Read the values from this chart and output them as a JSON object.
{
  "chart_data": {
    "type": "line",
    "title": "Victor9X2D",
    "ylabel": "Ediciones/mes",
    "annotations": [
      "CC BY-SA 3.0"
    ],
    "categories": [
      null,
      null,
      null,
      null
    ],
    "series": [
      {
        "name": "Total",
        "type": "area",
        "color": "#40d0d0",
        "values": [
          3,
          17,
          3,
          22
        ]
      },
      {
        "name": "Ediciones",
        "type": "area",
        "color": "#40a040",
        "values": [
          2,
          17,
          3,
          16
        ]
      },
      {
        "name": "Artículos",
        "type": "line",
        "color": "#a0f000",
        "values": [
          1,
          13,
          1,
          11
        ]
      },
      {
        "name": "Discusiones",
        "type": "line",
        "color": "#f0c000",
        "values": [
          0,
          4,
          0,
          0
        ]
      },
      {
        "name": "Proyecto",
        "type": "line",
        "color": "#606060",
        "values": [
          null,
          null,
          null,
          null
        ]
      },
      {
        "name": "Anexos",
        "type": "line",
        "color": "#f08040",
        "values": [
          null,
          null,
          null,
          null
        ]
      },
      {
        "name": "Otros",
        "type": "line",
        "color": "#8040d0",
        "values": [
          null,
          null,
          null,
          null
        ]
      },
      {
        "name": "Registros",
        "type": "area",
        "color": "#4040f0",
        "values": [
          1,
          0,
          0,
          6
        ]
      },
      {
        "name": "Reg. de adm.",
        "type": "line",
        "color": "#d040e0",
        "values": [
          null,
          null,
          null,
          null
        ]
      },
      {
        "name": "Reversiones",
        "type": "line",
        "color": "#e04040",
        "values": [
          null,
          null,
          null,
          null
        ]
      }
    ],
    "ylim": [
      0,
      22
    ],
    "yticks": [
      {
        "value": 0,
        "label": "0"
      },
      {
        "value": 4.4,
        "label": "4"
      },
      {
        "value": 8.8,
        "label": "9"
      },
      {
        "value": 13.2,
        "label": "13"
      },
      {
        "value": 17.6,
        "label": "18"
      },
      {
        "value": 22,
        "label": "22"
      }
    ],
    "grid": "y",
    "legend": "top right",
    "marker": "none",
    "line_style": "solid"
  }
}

- Direction -
Transcribe the full listing above without leaving anything out.

- Answer to this problem -
Read the values from this chart and output them as a JSON object.
{
  "chart_data": {
    "type": "line",
    "title": "Victor9X2D",
    "ylabel": "Ediciones/mes",
    "annotations": [
      "CC BY-SA 3.0"
    ],
    "categories": [
      null,
      null,
      null,
      null
    ],
    "series": [
      {
        "name": "Total",
        "type": "area",
        "color": "#40d0d0",
        "values": [
          3,
          17,
          3,
          22
        ]
      },
      {
        "name": "Ediciones",
        "type": "area",
        "color": "#40a040",
        "values": [
          2,
          17,
          3,
          16
        ]
      },
      {
        "name": "Artículos",
        "type": "line",
        "color": "#a0f000",
        "values": [
          1,
          13,
          1,
          11
        ]
      },
      {
        "name": "Discusiones",
        "type": "line",
        "color": "#f0c000",
        "values": [
          0,
          4,
          0,
          0
        ]
      },
      {
        "name": "Proyecto",
        "type": "line",
        "color": "#606060",
        "values": [
          null,
          null,
          null,
          null
        ]
      },
      {
        "name": "Anexos",
        "type": "line",
        "color": "#f08040",
        "values": [
          null,
          null,
          null,
          null
        ]
      },
      {
        "name": "Otros",
        "type": "line",
        "color": "#8040d0",
        "values": [
          null,
          null,
          null,
          null
        ]
      },
      {
        "name": "Registros",
        "type": "area",
        "color": "#4040f0",
        "values": [
          1,
          0,
          0,
          6
        ]
      },
      {
        "name": "Reg. de adm.",
        "type": "line",
        "color": "#d040e0",
        "values": [
          null,
          null,
          null,
          null
        ]
      },
      {
        "name": "Reversiones",
        "type": "line",
        "color": "#e04040",
        "values": [
          null,
          null,
          null,
          null
        ]
      }
    ],
    "ylim": [
      0,
      22
    ],
    "yticks": [
      {
        "value": 0,
        "label": "0"
      },
      {
        "value": 4.4,
        "label": "4"
      },
      {
        "value": 8.8,
        "label": "9"
      },
      {
        "value": 13.2,
        "label": "13"
      },
      {
        "value": 17.6,
        "label": "18"
      },
      {
        "value": 22,
        "label": "22"
      }
    ],
    "grid": "y",
    "legend": "top right",
    "marker": "none",
    "line_style": "solid"
  }
}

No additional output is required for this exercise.